* _Work to be completed_
Identify the lines that contain the string "approximation", then copy each of them.

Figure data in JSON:
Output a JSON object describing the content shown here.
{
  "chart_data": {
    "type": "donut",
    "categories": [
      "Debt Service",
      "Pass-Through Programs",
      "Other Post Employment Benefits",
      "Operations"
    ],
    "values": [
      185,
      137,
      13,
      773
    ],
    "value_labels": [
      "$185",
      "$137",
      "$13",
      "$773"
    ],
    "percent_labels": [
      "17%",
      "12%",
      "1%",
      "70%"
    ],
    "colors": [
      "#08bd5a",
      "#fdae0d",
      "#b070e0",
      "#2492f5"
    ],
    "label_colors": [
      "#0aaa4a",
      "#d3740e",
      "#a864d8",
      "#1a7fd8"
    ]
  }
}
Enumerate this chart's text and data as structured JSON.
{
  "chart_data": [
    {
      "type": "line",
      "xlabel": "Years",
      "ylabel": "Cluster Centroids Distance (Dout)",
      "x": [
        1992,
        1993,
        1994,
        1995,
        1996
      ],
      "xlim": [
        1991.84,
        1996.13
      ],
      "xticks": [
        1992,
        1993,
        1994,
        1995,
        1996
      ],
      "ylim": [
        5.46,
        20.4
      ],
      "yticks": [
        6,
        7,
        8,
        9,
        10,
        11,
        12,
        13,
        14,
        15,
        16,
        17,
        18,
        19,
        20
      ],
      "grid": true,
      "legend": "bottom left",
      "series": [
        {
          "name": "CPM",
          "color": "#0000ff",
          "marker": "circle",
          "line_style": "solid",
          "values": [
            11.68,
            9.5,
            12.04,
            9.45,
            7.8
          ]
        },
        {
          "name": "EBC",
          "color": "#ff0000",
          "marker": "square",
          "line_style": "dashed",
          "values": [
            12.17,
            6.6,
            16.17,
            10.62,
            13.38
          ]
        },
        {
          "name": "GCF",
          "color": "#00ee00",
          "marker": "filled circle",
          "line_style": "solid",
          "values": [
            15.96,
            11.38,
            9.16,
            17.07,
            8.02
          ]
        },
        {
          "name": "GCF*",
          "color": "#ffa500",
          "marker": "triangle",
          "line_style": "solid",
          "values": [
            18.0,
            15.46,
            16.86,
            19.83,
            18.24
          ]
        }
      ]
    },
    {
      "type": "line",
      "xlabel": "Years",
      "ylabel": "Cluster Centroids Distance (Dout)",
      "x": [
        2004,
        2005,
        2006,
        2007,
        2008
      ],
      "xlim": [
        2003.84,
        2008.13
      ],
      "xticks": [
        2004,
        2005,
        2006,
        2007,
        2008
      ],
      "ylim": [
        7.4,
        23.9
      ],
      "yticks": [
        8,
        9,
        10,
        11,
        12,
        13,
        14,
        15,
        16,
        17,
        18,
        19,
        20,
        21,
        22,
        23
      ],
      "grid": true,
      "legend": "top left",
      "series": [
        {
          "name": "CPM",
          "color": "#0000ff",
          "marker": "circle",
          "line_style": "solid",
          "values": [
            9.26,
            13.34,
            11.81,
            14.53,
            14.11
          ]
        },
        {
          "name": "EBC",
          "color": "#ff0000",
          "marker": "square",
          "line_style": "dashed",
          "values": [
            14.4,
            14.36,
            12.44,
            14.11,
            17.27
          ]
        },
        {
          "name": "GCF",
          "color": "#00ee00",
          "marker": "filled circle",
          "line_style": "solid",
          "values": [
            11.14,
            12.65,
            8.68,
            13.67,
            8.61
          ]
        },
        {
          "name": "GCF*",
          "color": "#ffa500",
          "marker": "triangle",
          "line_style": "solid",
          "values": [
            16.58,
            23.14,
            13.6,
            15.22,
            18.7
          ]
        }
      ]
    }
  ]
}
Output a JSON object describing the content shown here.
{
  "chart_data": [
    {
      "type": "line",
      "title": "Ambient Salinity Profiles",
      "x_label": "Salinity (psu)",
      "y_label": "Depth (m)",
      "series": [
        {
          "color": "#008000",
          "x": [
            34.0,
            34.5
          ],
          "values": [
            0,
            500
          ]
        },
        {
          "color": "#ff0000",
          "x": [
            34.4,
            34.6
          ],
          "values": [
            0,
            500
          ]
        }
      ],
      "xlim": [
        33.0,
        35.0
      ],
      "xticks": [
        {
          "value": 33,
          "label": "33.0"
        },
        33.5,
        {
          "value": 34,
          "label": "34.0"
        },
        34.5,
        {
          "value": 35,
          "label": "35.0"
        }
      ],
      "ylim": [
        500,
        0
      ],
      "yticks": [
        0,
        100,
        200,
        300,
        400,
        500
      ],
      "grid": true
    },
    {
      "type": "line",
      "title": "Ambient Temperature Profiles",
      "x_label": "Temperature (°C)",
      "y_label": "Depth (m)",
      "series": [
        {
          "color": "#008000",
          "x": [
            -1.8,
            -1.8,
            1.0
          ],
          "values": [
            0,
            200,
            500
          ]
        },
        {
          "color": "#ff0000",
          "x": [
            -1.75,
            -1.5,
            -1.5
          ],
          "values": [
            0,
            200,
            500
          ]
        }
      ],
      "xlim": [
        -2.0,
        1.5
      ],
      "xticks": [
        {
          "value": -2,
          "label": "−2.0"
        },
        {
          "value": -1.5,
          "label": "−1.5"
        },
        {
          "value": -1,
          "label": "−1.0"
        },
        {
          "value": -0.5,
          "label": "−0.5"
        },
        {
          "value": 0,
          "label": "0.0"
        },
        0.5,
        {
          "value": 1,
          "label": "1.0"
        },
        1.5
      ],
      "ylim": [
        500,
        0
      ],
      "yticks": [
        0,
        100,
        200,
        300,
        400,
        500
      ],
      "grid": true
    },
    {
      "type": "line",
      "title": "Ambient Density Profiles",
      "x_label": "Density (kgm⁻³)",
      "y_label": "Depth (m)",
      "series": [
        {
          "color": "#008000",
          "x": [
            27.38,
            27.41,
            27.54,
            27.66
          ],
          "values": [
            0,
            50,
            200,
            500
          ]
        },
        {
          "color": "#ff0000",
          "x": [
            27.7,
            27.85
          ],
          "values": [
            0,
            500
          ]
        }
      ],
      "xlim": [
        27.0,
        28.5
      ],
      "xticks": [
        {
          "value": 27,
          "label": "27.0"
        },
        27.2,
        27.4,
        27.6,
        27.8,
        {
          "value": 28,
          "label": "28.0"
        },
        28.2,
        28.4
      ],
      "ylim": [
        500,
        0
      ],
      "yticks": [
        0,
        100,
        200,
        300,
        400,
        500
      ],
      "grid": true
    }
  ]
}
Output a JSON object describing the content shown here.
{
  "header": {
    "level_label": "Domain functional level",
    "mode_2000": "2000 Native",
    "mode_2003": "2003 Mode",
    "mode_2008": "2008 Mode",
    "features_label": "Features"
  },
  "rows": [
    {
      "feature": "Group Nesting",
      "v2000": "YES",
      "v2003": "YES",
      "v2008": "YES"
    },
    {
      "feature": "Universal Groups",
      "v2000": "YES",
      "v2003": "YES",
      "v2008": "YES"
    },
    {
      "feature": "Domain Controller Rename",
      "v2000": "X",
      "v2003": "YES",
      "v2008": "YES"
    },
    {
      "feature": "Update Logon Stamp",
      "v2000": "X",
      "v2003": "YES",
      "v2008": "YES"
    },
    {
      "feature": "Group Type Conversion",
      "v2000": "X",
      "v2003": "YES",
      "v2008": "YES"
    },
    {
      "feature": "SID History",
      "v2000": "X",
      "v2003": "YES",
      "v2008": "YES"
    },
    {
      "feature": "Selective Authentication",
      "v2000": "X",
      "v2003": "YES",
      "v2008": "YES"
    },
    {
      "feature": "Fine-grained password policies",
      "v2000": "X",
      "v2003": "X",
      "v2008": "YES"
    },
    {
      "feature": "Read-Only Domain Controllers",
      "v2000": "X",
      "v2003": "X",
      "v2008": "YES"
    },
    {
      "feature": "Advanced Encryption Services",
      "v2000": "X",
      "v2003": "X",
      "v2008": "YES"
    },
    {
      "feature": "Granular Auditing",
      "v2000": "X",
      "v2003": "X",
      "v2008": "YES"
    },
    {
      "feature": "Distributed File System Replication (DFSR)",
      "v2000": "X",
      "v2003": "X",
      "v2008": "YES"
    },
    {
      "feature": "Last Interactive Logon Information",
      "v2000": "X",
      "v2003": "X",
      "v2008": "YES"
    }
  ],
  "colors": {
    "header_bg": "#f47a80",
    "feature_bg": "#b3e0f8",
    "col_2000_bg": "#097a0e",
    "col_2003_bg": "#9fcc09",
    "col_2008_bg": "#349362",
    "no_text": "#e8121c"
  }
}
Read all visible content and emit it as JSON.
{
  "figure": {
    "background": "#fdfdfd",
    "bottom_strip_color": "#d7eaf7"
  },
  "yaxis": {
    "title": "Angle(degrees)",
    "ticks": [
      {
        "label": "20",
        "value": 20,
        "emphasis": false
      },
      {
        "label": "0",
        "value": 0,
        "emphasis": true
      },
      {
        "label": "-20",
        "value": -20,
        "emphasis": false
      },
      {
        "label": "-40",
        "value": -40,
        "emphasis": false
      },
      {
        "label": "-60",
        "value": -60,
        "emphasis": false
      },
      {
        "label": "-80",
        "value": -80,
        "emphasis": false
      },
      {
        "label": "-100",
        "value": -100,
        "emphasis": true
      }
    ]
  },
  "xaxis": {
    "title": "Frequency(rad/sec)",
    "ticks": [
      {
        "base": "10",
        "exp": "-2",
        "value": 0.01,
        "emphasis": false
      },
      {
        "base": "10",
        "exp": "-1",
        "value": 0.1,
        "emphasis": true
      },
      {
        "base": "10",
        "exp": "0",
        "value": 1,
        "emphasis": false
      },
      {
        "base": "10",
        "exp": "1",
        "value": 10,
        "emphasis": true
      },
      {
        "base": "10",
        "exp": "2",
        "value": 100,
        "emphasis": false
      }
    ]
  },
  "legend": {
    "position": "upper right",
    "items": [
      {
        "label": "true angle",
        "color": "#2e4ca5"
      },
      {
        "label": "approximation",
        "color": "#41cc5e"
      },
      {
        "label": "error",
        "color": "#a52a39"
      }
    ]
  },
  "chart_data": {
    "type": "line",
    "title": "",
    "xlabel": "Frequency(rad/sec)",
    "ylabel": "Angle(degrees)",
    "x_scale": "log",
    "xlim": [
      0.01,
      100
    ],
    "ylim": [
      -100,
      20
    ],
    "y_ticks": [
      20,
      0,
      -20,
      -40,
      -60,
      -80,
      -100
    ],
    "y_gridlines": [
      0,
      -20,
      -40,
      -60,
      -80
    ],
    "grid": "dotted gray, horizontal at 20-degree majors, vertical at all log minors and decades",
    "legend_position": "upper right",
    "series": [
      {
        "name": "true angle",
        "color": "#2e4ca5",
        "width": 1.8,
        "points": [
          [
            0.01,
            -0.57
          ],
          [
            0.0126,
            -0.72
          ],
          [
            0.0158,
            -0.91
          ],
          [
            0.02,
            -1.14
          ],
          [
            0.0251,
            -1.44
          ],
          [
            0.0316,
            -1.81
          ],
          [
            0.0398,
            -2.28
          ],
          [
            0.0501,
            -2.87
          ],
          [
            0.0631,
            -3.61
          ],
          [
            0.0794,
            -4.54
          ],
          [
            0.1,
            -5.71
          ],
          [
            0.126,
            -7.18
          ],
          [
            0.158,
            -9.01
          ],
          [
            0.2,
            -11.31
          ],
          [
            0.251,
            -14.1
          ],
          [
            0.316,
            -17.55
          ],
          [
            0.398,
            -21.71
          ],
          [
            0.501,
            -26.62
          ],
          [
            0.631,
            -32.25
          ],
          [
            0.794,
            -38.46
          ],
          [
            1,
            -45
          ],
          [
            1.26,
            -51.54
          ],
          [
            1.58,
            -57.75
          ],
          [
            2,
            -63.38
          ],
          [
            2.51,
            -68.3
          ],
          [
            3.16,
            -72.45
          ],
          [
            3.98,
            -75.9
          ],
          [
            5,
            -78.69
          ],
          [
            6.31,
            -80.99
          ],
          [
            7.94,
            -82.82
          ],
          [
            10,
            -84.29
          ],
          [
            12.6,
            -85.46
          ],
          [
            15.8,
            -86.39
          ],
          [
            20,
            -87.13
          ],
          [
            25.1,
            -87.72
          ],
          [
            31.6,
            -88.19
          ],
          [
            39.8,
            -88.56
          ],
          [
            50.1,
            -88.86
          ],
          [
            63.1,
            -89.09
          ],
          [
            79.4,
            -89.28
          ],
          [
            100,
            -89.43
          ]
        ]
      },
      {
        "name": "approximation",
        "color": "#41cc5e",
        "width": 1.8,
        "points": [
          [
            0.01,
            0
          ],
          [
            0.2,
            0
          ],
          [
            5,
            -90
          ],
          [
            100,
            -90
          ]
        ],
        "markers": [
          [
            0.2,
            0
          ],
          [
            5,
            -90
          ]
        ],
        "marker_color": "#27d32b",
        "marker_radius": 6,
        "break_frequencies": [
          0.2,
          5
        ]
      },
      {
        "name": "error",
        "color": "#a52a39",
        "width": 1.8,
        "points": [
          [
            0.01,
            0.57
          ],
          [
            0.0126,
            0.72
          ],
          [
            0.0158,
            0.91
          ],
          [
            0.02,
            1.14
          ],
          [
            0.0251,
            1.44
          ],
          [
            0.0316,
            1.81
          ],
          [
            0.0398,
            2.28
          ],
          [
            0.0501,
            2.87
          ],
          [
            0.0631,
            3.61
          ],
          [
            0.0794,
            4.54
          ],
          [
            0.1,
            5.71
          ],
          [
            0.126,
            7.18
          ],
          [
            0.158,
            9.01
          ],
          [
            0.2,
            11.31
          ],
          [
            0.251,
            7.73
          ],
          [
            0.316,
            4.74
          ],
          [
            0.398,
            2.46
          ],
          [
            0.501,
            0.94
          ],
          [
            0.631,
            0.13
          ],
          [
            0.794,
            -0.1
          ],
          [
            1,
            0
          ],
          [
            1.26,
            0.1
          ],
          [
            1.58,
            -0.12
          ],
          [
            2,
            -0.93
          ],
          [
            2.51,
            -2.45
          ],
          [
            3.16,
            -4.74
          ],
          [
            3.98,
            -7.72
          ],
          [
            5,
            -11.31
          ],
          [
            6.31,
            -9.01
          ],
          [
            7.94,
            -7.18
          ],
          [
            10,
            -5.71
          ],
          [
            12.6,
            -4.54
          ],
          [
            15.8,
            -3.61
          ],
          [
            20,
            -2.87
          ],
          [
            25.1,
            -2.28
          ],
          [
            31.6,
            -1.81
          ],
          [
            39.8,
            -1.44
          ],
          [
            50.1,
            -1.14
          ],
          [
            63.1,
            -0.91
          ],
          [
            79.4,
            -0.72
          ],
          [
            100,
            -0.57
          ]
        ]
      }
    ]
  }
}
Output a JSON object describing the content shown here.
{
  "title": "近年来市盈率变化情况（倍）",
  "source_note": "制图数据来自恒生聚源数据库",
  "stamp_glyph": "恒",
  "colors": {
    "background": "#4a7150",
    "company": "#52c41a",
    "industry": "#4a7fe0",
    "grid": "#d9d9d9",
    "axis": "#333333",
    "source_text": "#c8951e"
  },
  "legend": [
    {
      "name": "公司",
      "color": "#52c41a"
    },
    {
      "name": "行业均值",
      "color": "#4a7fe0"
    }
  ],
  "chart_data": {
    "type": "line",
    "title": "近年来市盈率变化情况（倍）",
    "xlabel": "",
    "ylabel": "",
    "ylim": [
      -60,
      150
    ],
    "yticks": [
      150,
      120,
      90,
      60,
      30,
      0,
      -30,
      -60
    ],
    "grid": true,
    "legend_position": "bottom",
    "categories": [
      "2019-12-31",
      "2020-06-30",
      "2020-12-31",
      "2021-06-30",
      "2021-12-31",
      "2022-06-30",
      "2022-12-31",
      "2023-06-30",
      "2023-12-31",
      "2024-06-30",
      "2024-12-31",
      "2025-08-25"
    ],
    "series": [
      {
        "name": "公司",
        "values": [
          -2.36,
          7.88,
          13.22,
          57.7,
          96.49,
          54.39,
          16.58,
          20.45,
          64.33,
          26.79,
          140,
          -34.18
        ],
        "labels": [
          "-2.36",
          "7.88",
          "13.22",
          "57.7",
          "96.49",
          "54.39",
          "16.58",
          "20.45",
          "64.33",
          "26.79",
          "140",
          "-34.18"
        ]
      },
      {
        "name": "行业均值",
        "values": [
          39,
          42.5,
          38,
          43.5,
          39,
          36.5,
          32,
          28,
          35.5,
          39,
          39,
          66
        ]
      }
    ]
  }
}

* _Solution to the exercise_
        "label": "approximation",
        "name": "approximation",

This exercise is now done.